**GIVEN PROBLEM:** With the pictures omitted, write out the entries that follow exactly as they stand.
──────────
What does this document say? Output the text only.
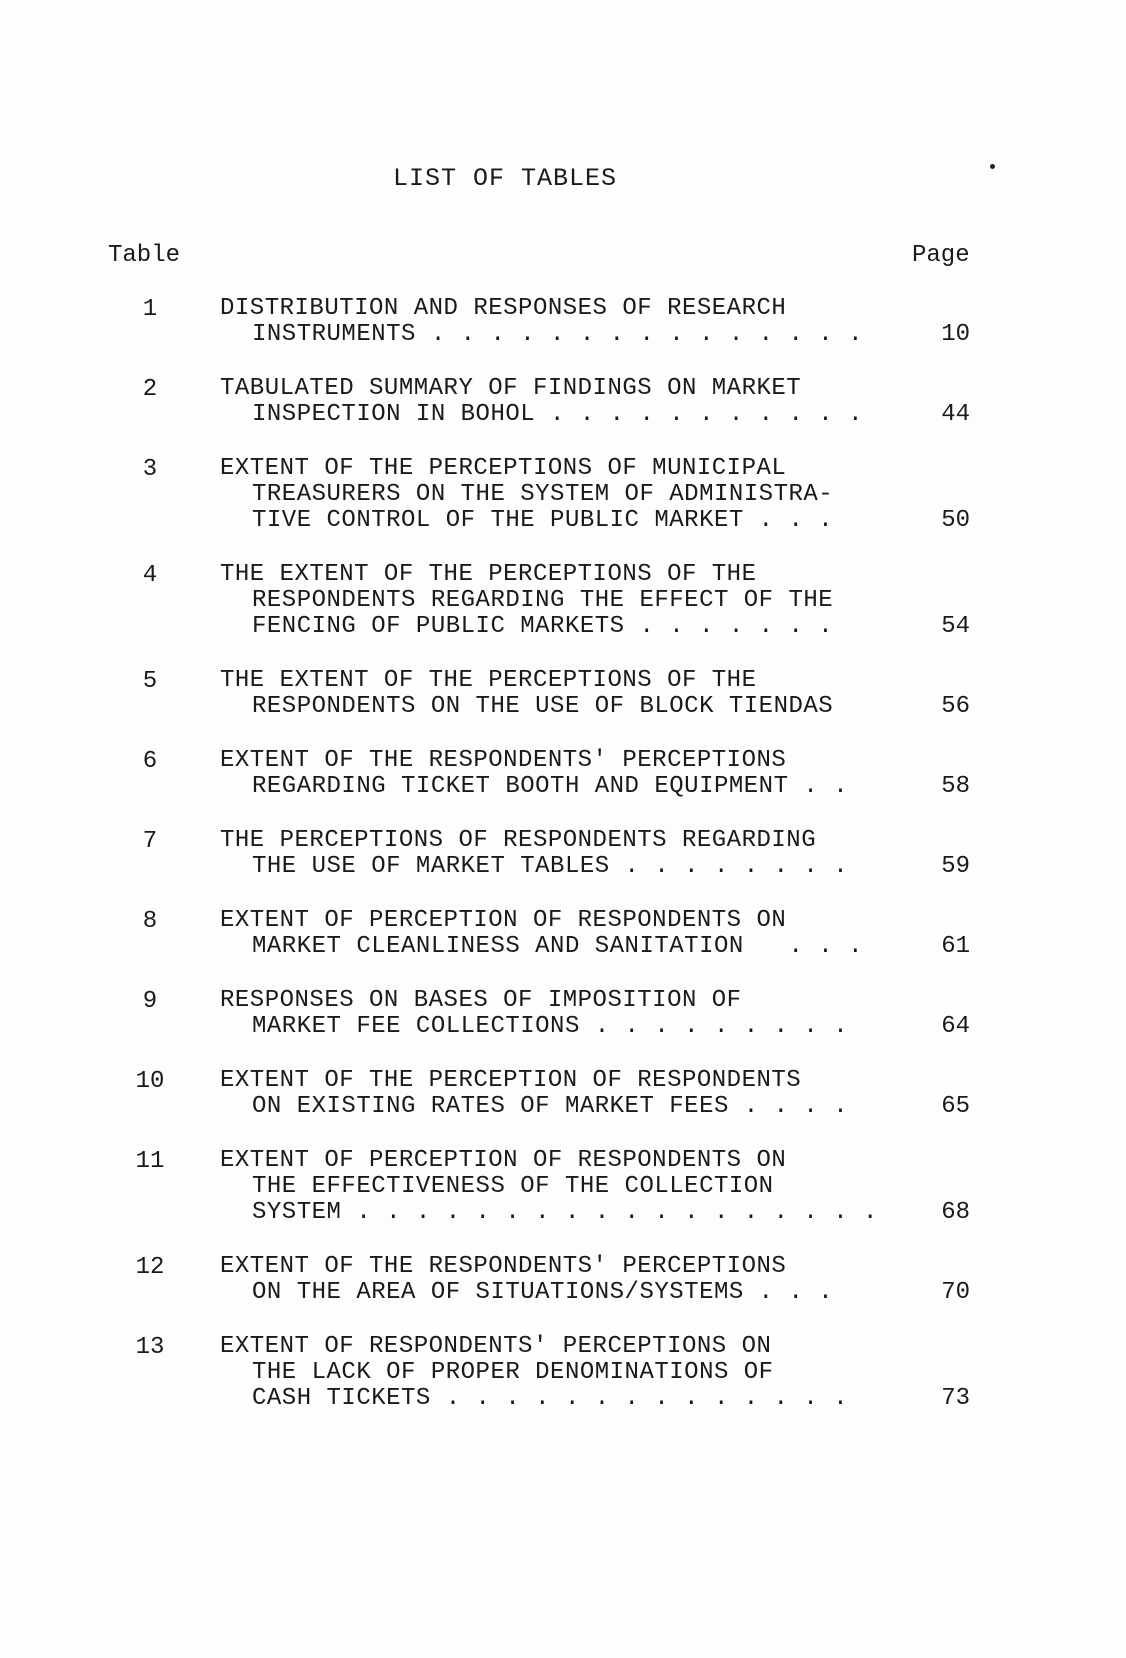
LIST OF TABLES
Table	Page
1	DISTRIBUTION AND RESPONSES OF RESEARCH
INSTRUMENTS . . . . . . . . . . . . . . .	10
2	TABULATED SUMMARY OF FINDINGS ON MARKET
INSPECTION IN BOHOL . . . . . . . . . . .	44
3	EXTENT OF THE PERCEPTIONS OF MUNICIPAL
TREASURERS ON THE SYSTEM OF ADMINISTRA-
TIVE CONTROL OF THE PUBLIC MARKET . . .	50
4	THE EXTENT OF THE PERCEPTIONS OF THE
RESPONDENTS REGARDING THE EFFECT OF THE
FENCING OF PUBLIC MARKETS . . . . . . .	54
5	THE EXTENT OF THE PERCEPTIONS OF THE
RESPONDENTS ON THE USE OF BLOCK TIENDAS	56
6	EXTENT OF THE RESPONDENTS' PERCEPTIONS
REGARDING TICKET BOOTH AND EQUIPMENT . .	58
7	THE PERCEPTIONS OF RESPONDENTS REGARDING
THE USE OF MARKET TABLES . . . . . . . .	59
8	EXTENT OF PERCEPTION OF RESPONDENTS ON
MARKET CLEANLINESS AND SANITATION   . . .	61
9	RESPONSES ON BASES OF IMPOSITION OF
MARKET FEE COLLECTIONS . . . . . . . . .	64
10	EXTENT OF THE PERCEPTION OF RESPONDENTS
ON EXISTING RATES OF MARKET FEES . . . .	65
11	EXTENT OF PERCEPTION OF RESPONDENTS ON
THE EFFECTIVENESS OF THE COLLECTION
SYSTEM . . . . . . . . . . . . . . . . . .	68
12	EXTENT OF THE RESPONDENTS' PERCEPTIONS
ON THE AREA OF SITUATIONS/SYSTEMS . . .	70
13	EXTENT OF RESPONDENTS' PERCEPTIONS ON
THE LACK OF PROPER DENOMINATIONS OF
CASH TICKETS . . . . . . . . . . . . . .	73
──────────
**SOLUTION TO THE EXERCISE:**
What does this document say? Output the text only.
LIST OF TABLES
Table	Page
1	DISTRIBUTION AND RESPONSES OF RESEARCH
INSTRUMENTS . . . . . . . . . . . . . . .	10
2	TABULATED SUMMARY OF FINDINGS ON MARKET
INSPECTION IN BOHOL . . . . . . . . . . .	44
3	EXTENT OF THE PERCEPTIONS OF MUNICIPAL
TREASURERS ON THE SYSTEM OF ADMINISTRA-
TIVE CONTROL OF THE PUBLIC MARKET . . .	50
4	THE EXTENT OF THE PERCEPTIONS OF THE
RESPONDENTS REGARDING THE EFFECT OF THE
FENCING OF PUBLIC MARKETS . . . . . . .	54
5	THE EXTENT OF THE PERCEPTIONS OF THE
RESPONDENTS ON THE USE OF BLOCK TIENDAS	56
6	EXTENT OF THE RESPONDENTS' PERCEPTIONS
REGARDING TICKET BOOTH AND EQUIPMENT . .	58
7	THE PERCEPTIONS OF RESPONDENTS REGARDING
THE USE OF MARKET TABLES . . . . . . . .	59
8	EXTENT OF PERCEPTION OF RESPONDENTS ON
MARKET CLEANLINESS AND SANITATION   . . .	61
9	RESPONSES ON BASES OF IMPOSITION OF
MARKET FEE COLLECTIONS . . . . . . . . .	64
10	EXTENT OF THE PERCEPTION OF RESPONDENTS
ON EXISTING RATES OF MARKET FEES . . . .	65
11	EXTENT OF PERCEPTION OF RESPONDENTS ON
THE EFFECTIVENESS OF THE COLLECTION
SYSTEM . . . . . . . . . . . . . . . . . .	68
12	EXTENT OF THE RESPONDENTS' PERCEPTIONS
ON THE AREA OF SITUATIONS/SYSTEMS . . .	70
13	EXTENT OF RESPONDENTS' PERCEPTIONS ON
THE LACK OF PROPER DENOMINATIONS OF
CASH TICKETS . . . . . . . . . . . . . .	73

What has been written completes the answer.